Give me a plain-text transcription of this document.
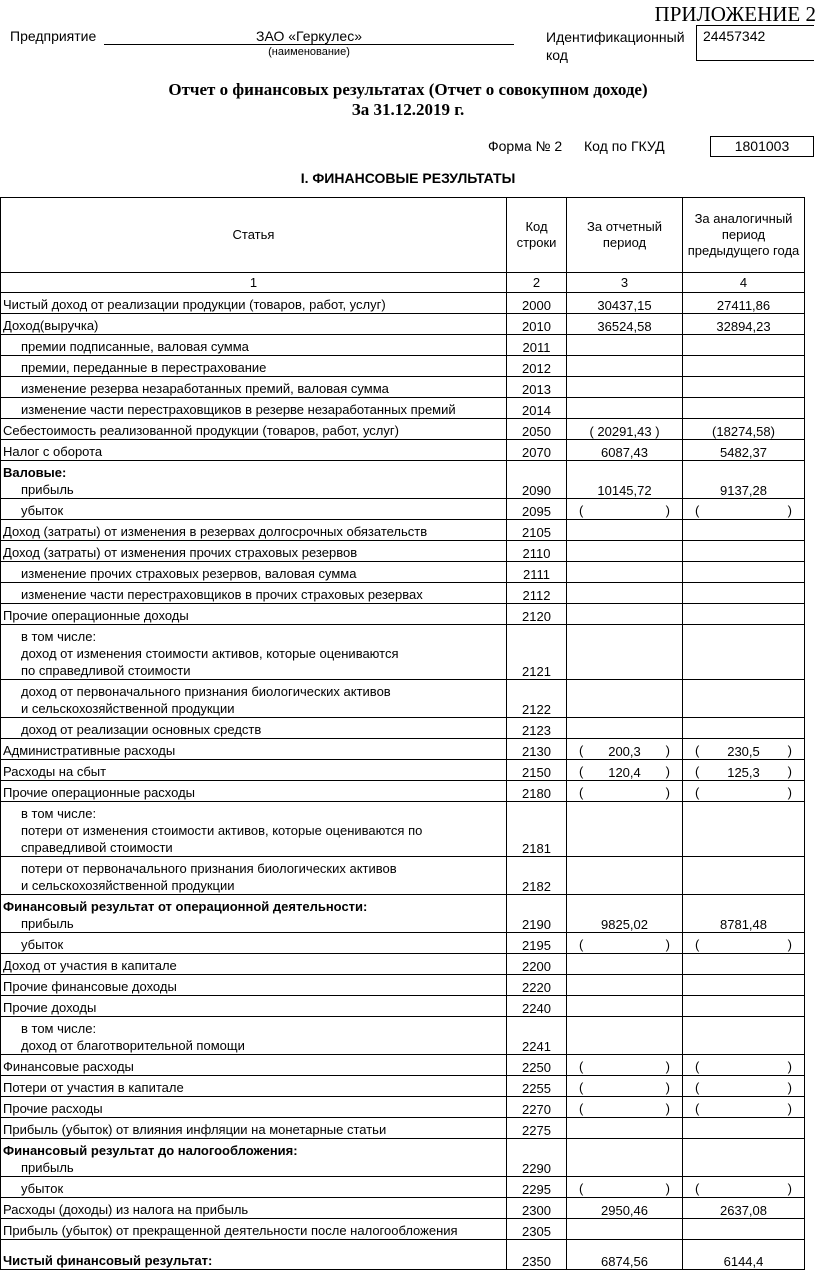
ПРИЛОЖЕНИЕ 2
Предприятие	ЗАО «Геркулес»
(наименование)
Идентификационный код
24457342
Отчет о финансовых результатах (Отчет о совокупном доходе)
За 31.12.2019 г.
Форма № 2 Код по ГКУД	1801003
I. ФИНАНСОВЫЕ РЕЗУЛЬТАТЫ
Статья	Код строки	За отчетный период	За аналогичный период предыдущего года
1	2	3	4

Чистый доход от реализации продукции (товаров, работ, услуг)	2000	30437,15	27411,86

Доход(выручка)	2010	36524,58	32894,23

премии подписанные, валовая сумма	2011		

премии, переданные в перестрахование	2012		

изменение резерва незаработанных премий, валовая сумма	2013		

изменение части перестраховщиков в резерве незаработанных премий	2014		

Себестоимость реализованной продукции (товаров, работ, услуг)	2050	( 20291,43 )	(18274,58)

Налог с оборота	2070	6087,43	5482,37

Валовые:
прибыль	2090	10145,72	9137,28

убыток	2095	( )	( )

Доход (затраты) от изменения в резервах долгосрочных обязательств	2105		

Доход (затраты) от изменения прочих страховых резервов	2110		

изменение прочих страховых резервов, валовая сумма	2111		

изменение части перестраховщиков в прочих страховых резервах	2112		

Прочие операционные доходы	2120		

в том числе:
доход от изменения стоимости активов, которые оцениваются
по справедливой стоимости	2121		

доход от первоначального признания биологических активов
и сельскохозяйственной продукции	2122		

доход от реализации основных средств	2123		

Административные расходы	2130	( 200,3 )	( 230,5 )

Расходы на сбыт	2150	( 120,4 )	( 125,3 )

Прочие операционные расходы	2180	( )	( )

в том числе:
потери от изменения стоимости активов, которые оцениваются по
справедливой стоимости	2181		

потери от первоначального признания биологических активов
и сельскохозяйственной продукции	2182		

Финансовый результат от операционной деятельности:
прибыль	2190	9825,02	8781,48

убыток	2195	( )	( )

Доход от участия в капитале	2200		

Прочие финансовые доходы	2220		

Прочие доходы	2240		

в том числе:
доход от благотворительной помощи	2241		

Финансовые расходы	2250	( )	( )

Потери от участия в капитале	2255	( )	( )

Прочие расходы	2270	( )	( )

Прибыль (убыток) от влияния инфляции на монетарные статьи	2275		

Финансовый результат до налогообложения:
прибыль	2290		

убыток	2295	( )	( )

Расходы (доходы) из налога на прибыль	2300	2950,46	2637,08

Прибыль (убыток) от прекращенной деятельности после налогообложения	2305		

Чистый финансовый результат:	2350	6874,56	6144,4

————————

What to produce: Gather each line of the records holding the string "капитале".

Full output:
Доход от участия в капитале	2200		
Потери от участия в капитале	2255	( )	( )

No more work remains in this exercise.